* [Material supplied]
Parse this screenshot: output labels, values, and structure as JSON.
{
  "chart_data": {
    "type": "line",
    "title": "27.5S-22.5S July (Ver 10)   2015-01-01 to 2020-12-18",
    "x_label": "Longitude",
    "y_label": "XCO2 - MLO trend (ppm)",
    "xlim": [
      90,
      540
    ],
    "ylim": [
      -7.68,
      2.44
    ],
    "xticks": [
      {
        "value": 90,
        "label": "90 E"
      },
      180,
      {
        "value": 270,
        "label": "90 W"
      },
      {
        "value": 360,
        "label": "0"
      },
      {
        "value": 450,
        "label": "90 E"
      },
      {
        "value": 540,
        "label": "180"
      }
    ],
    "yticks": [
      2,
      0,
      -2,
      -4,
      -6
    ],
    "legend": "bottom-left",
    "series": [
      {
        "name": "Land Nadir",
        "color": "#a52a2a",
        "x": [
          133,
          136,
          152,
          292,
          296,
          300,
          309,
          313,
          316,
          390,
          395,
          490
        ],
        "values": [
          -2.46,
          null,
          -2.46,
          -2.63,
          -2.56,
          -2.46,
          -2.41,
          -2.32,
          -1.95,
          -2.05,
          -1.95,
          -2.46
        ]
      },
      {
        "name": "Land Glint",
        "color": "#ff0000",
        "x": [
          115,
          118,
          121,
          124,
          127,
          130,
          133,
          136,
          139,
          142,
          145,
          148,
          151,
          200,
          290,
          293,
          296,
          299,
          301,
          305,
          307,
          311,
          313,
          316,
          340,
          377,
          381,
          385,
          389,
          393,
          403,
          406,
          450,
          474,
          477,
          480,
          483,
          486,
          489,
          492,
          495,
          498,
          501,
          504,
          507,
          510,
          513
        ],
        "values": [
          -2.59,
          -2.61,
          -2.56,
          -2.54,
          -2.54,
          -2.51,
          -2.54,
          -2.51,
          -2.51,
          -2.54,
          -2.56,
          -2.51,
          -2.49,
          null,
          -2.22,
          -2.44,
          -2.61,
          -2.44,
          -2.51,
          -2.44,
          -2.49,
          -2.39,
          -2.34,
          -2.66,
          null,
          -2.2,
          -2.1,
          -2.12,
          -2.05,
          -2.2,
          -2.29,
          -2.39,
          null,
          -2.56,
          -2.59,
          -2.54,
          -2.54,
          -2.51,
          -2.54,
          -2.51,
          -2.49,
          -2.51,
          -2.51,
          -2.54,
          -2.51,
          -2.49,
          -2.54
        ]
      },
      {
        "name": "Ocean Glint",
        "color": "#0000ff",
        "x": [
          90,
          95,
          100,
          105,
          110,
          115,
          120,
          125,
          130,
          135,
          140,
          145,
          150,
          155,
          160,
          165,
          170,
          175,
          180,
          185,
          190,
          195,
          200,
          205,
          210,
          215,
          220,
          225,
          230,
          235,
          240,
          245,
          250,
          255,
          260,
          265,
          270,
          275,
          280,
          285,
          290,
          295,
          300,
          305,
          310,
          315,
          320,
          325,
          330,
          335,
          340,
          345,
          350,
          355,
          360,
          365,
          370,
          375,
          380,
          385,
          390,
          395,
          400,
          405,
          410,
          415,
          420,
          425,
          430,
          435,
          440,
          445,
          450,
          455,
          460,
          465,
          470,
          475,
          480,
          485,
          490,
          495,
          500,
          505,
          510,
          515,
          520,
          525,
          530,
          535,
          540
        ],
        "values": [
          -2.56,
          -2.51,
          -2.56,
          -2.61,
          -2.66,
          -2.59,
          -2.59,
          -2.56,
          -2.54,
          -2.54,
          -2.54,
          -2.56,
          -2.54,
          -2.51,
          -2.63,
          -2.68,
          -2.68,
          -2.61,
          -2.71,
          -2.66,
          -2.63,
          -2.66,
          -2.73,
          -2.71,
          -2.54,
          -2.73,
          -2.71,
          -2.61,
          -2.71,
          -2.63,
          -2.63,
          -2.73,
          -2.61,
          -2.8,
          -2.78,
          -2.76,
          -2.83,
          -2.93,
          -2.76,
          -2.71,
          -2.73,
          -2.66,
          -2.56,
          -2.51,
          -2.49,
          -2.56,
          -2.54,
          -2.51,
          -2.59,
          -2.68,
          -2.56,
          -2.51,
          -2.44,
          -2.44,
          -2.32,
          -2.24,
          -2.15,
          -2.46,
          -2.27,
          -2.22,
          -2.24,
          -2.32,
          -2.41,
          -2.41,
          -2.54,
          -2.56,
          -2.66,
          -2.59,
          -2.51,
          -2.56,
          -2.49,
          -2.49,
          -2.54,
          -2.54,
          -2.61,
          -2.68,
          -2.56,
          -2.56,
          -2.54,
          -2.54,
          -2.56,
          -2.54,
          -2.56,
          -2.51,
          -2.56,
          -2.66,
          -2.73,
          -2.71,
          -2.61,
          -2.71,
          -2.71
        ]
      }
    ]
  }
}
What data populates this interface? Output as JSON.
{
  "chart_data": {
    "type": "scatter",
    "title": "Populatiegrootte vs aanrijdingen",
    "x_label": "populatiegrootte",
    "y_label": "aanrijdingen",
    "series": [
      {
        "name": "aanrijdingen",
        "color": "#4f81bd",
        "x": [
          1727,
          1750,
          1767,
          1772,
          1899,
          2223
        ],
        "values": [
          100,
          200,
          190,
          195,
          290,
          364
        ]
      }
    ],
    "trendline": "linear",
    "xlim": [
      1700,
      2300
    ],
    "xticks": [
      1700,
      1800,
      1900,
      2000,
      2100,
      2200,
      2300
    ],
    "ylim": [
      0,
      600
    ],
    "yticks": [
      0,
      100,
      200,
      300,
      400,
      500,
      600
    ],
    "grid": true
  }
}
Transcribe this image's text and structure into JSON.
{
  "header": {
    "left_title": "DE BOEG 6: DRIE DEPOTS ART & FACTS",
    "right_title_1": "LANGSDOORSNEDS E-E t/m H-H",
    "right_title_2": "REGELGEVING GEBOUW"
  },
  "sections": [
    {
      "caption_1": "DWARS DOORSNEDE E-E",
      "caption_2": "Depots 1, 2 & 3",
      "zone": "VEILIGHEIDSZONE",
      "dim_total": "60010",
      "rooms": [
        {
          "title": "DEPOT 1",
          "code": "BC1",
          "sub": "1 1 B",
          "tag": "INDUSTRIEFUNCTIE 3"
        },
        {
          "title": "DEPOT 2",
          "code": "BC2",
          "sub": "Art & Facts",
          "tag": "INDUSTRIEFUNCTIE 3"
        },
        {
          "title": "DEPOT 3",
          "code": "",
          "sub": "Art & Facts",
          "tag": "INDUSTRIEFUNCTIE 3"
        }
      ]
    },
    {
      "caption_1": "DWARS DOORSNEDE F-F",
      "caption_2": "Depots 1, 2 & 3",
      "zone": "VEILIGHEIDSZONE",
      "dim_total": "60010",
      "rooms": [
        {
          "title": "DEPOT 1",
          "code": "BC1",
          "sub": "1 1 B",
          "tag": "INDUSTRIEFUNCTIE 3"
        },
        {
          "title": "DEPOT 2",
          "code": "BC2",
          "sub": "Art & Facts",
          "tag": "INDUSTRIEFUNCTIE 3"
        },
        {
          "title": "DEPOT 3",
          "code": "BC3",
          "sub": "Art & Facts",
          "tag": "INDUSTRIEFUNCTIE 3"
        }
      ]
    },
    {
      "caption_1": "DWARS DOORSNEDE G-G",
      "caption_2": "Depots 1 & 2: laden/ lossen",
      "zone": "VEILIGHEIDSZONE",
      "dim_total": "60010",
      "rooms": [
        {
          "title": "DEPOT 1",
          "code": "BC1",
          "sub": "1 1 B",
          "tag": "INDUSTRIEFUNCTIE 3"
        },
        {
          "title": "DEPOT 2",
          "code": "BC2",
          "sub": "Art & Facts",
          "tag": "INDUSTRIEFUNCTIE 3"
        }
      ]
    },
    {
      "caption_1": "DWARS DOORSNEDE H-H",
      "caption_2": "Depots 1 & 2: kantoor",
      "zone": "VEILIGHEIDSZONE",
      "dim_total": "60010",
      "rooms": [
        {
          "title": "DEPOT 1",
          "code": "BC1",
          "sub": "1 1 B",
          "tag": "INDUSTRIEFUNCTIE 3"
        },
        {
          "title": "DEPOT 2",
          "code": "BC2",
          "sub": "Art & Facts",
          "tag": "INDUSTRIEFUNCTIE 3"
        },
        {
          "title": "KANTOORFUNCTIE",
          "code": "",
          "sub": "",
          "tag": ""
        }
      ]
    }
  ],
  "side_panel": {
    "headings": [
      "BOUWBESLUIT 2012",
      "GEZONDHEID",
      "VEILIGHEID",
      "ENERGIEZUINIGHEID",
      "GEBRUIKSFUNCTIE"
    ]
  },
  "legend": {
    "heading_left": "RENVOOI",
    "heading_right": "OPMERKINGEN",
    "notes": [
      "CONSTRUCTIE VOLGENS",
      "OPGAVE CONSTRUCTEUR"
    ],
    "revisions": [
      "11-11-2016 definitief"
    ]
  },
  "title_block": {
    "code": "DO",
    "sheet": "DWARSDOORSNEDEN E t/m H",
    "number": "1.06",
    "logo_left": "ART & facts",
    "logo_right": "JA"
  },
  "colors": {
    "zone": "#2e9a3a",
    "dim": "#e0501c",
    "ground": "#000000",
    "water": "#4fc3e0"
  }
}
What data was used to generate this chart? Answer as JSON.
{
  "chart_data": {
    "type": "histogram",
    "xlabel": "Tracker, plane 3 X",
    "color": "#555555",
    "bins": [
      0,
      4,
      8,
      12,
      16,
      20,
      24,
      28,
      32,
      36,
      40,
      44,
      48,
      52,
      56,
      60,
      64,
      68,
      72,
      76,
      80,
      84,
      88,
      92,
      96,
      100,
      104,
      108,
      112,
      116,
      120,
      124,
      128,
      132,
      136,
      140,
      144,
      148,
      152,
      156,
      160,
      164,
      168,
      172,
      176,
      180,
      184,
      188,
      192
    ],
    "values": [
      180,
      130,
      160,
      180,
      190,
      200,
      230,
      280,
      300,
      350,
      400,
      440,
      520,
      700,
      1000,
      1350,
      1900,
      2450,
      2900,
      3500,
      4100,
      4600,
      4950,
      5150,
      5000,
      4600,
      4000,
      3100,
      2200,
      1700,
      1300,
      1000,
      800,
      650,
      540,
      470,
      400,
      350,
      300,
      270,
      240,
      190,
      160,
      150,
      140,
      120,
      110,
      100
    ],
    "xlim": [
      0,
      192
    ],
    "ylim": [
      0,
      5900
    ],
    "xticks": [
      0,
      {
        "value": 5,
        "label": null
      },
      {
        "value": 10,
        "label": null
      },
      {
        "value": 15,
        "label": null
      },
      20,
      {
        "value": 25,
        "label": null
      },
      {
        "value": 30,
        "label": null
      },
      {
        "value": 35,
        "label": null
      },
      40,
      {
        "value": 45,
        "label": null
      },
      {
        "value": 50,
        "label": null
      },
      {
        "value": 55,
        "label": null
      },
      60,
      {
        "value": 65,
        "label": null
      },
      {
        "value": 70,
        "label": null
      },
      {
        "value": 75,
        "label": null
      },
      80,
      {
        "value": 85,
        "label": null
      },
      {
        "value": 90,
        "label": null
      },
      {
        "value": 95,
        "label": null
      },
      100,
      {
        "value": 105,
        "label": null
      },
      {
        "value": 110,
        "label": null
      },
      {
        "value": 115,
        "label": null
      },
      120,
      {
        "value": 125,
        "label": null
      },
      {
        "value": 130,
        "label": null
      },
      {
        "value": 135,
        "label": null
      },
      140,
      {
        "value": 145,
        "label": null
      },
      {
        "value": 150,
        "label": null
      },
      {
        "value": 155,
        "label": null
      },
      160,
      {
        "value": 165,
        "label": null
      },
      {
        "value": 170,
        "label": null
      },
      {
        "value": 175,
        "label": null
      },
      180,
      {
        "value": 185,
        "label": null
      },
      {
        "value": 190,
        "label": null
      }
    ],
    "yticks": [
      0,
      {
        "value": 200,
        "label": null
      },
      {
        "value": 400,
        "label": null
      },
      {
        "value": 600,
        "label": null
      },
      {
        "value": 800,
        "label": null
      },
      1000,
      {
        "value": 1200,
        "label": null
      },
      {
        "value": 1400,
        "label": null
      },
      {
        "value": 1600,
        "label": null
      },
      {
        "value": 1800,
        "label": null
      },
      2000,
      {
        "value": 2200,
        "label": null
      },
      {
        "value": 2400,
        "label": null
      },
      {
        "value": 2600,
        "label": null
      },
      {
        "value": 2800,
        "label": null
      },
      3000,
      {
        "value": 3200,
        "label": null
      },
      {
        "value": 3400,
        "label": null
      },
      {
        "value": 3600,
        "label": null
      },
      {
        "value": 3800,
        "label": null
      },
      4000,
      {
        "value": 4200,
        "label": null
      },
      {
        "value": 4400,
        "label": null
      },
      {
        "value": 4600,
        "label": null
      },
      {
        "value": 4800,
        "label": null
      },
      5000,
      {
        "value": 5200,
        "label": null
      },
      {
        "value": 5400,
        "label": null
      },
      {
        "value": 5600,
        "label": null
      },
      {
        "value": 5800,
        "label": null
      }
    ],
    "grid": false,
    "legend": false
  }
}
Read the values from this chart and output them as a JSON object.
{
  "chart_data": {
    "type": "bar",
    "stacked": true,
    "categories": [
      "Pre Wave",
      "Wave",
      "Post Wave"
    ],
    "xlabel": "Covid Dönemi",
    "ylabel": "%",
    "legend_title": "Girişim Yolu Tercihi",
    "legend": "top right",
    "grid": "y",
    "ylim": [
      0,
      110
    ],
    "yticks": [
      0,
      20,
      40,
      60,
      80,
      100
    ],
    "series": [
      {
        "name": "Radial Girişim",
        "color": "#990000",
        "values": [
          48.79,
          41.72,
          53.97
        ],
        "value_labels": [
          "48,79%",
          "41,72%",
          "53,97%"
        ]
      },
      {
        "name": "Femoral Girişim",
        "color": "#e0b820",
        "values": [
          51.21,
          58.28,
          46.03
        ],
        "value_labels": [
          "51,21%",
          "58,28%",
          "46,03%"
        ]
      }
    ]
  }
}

* [Your objective] Search the entries for the word "xlabel" and pick out every line that holds it.

* [Task answer]
    "xlabel": "Tracker, plane 3 X",
    "xlabel": "Covid Dönemi",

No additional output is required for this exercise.